• **Quoted passage**
Why do CPUs have multiple cache levels? (2016)

charleshn · 2024-05-16T17:26:23 1715880383

This answer by Peter Cordes is much more complete: https://stackoverflow.com/a/38549736

bonzini · 2024-05-16T23:18:27 1715901507

The main point is one: L1 cache, for speed, is limited to page size * associativity. This is what allows it to be virtually indexed (so you can do the TLB lookup and cache lookup in parallel) and physically tagged (so you don't need to invalidate the cache on every change to the page tables); but it means the index cannot use the bits that are translated by the page tables.

It's also why instruction and data caches are usually split at the L1 level. It's a bit more complex to keep them coherent but it almost doubles the size. Also these days it allows icache to store pre-decoded instructions, but that's secondary.

bobmcnamara · 2024-05-17T12:08:03 1715947683

I'll add a few more reason to split L1 icache and dcache:

1) limiting pollution, so memcpy doesn't purge L1 of instructions 2) simplifies interface between CPU and icache - only need to support a handful of instruction fetch block sizes CPU actually uses

wahern · 2024-05-16T22:08:06 1715897286

No answer is complete without getting into fundamental physics, information theory, and blackholes: https://www.ilikebigbits.com/2014_04_21_myth_of_ram_1.html

TL;DR: Time complexity of memory access scales O(√N), not O(1), where N is your data set size. This applies even without hitting theoretical information density limits, whatever your best process size and latency. For optimal performance on any particular task you'll always need to consider locality of your working data set, i.e. memory hierarchy, caching, etc. And to be clear, the implication is that temporal and spatial locality are fundamentally related.

Yes, some cache levels have lower intrinsic latency than others, but at scale (even at-home, DIY, toy project scales these days) it's simpler to think of that as a consequence of space-time physics, not a property of manufacturing processes, packaging techniques, or algorithms. This is liberating in the sense that you can predict and design against both today's and tomorrow's systems without fixating on specific technology or benchmarks.

7e · 2024-05-17T04:46:30 1715921190

√N because we’re not yet 3D. Move to a sphere and it improves to cube root.

bumbledraven · 2024-05-17T05:27:45 1715923665

> Move to a sphere and it improves to cube root.

No, it doesn't. Due to the Bekenstein bound, the amount of matter — and hence information — that can be stored in a sphere is ultimately proportional to surface area, not to volume. This is covered in part 2 of the article: https://www.ilikebigbits.com/2014_04_28_myth_of_ram_2.html

saurik · 2024-05-17T09:25:15 1715937915

This is only as you near the theoretical limit of density, though, right? At easy-to-achieve densities that we would be using in the foreseeable future, if we plotted their access times in these different configurations, wouldn't it--practically speaking--still scale at the cube root?

I guess that was covered in the comment.

> This applies even without hitting theoretical information density limits, whatever your best process size and latency.

But now I guess I don't understand why... :(. I feel like we can almost trivially show this isn't true by starting with a downright primitive "best process size"--maybe a system where every bit is so large I can see it and access it using a pair of tweezers--but maybe I am fooling myself?

• **Stored items from a collection**
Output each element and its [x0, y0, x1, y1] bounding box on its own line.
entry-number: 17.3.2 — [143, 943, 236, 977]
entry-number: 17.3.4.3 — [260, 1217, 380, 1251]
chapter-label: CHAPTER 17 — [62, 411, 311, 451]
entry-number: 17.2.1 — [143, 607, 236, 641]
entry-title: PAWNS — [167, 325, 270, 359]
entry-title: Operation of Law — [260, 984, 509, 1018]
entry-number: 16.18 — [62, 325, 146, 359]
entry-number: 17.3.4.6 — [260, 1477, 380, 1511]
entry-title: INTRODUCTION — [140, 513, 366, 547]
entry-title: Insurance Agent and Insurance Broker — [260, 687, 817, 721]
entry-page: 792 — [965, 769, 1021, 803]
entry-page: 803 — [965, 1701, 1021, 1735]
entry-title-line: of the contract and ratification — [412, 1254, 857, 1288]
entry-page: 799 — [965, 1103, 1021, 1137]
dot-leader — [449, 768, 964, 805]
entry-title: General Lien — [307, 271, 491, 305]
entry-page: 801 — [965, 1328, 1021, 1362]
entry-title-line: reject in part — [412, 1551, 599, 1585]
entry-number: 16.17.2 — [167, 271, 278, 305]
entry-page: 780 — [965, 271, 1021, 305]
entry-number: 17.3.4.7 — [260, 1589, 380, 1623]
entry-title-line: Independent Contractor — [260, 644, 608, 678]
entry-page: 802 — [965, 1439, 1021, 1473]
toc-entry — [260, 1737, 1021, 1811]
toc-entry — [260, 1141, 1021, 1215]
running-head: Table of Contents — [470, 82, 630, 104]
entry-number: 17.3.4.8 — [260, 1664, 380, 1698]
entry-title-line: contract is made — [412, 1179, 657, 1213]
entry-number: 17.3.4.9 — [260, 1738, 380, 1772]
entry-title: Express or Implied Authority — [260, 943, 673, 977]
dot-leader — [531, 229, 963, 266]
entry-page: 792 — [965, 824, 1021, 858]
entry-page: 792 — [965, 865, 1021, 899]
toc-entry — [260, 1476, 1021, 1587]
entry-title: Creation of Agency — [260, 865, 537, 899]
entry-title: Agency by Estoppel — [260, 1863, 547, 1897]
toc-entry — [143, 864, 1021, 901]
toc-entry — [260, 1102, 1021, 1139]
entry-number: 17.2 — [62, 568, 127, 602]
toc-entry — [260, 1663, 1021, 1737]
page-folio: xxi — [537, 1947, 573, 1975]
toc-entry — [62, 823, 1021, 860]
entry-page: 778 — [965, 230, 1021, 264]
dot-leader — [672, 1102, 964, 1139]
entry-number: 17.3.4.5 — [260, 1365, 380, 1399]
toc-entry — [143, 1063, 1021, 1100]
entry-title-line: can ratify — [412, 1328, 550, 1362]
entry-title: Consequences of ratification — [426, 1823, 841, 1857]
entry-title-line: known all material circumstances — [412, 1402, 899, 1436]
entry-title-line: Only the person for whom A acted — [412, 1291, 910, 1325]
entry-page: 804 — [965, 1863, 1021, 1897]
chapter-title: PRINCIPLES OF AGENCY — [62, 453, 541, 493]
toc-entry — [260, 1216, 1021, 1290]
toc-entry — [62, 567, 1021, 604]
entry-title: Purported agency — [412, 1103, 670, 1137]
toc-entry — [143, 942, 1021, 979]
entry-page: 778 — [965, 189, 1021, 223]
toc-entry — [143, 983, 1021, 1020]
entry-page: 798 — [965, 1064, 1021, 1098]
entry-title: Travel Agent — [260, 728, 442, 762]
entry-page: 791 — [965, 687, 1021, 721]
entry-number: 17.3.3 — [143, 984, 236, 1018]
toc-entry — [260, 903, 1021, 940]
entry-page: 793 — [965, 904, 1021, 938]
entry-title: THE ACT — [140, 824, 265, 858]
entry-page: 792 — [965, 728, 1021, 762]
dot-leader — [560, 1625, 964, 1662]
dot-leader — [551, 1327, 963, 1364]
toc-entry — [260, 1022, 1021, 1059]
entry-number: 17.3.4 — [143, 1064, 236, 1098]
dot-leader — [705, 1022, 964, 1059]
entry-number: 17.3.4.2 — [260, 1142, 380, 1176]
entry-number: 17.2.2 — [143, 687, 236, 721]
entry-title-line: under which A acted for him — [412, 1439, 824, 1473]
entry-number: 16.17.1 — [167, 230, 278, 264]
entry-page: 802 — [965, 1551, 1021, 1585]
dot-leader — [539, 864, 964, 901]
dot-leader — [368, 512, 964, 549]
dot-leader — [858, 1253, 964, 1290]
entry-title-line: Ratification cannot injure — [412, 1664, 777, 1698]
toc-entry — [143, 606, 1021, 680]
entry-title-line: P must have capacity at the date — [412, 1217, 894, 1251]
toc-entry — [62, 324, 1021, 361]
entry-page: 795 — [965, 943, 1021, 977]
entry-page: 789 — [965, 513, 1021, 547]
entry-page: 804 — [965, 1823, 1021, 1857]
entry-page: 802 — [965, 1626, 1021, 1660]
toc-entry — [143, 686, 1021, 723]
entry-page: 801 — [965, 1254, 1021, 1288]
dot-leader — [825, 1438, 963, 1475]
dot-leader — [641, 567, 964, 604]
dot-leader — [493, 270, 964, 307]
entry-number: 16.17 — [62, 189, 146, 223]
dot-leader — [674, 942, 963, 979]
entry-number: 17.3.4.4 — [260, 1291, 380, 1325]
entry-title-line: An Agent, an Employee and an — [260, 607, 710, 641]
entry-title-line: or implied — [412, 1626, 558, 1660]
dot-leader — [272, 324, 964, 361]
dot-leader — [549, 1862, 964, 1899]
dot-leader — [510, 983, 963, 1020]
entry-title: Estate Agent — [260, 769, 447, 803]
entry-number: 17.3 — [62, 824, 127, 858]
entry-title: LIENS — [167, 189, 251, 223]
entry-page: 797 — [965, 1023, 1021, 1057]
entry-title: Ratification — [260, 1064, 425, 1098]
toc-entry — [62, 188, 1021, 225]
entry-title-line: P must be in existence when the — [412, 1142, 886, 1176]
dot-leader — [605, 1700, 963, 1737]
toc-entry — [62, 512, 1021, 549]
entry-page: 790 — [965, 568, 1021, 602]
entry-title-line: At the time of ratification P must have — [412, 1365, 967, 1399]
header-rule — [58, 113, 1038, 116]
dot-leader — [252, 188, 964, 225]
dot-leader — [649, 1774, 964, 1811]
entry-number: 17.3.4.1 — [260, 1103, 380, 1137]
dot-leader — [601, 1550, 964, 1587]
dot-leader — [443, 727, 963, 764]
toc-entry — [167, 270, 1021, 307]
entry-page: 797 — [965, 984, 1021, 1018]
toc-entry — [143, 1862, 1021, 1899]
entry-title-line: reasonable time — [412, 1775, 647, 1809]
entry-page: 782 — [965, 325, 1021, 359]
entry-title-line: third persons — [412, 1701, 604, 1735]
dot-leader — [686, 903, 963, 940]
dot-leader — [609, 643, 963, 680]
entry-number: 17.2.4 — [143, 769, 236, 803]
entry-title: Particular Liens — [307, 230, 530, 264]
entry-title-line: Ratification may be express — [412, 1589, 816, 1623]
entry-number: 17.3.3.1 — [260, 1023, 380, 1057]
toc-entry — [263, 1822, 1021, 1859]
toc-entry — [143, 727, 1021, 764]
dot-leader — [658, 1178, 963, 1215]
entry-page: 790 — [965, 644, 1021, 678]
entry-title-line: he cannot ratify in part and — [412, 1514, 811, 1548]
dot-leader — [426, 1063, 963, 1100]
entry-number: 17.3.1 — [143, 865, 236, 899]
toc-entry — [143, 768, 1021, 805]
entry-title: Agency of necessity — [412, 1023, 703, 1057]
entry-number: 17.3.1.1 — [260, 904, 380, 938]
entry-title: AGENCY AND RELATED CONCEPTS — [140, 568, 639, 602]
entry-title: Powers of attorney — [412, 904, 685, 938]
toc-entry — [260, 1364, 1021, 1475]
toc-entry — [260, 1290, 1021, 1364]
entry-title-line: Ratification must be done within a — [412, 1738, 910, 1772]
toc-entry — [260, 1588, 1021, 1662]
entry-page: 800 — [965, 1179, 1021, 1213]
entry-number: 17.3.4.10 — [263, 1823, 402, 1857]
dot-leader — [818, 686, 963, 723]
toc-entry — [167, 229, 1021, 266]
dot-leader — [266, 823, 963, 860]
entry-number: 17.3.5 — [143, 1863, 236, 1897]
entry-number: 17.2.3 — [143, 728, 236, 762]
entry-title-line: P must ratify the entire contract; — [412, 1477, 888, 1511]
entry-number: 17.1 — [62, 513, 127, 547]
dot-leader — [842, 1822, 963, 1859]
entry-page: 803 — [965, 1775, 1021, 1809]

• **Stated exercise**
Proceed with the forum thread on CPU cache levels, continuing from its last sentence.

• **Written answer**
aragonite · 2024-05-15T10:59:23 1715770763

Discussion at the time (121 comments):

https://news.ycombinator.com/item?id=12245458

jeffbee · 2024-05-16T16:59:53 1715878793

This hardly explains anything. It doesn't talk about the tags, how loads and stores actually work, and how much each kind of cache costs. On most Intel CPUs for example the L1 cache is physically larger than the L2 cache, despite being logically 16x smaller. It just costs more to make a faster cache. It has more wires and gates. So that's why we have different kinds of cache memory: money.

Symmetry · 2024-05-16T19:28:53 1715887733

Are you including address translation in the area you're ascribing to the L1$ there? I haven't looked at detailed area numbers for recent Intel designs but having equal area for L1$ and L2$ seems really weird to me based on numbers from other designs I've seen.

I'm having a hard time mentally come up with a way a larger L1$ could be faster. Have more ways, sure. Or more read ports. Or more bandwidth. And I'm given to understand that Intel tags (or used to tag) instruction boundaries in their L1I$. But how do you reduce latency? Physically larger transistors can more quickly overcome the capacitance of the lines their destination and the capacitance of their destinations but a large cache makes the distance and line capacitance correspondingly larger. You can have speed differences with 6T versus 8T SRAM cell designs but as I understand it Intel went to use 8T everywhere in Nahelem for energy efficiency reasons. I guess maybe changes in transistor technology could have made them revisit that, but 8 transistors isn't that much physically larger than 6.

But in general there are a lot of complicated things about how the memory subsystem of a CPU work that are important to performance, add add a floor to how low a first level cache's latency can be, but they don't really contradict anything that was said in the article.

koolba · 2024-05-16T23:20:23 1715901623

> I'm having a hard time mentally come up with a way a larger L1$ could be faster.

It’s faster because you’re comparing a two completely different physical implementations. SRAM does not use capacitors. DRAM does. You trade speed for density.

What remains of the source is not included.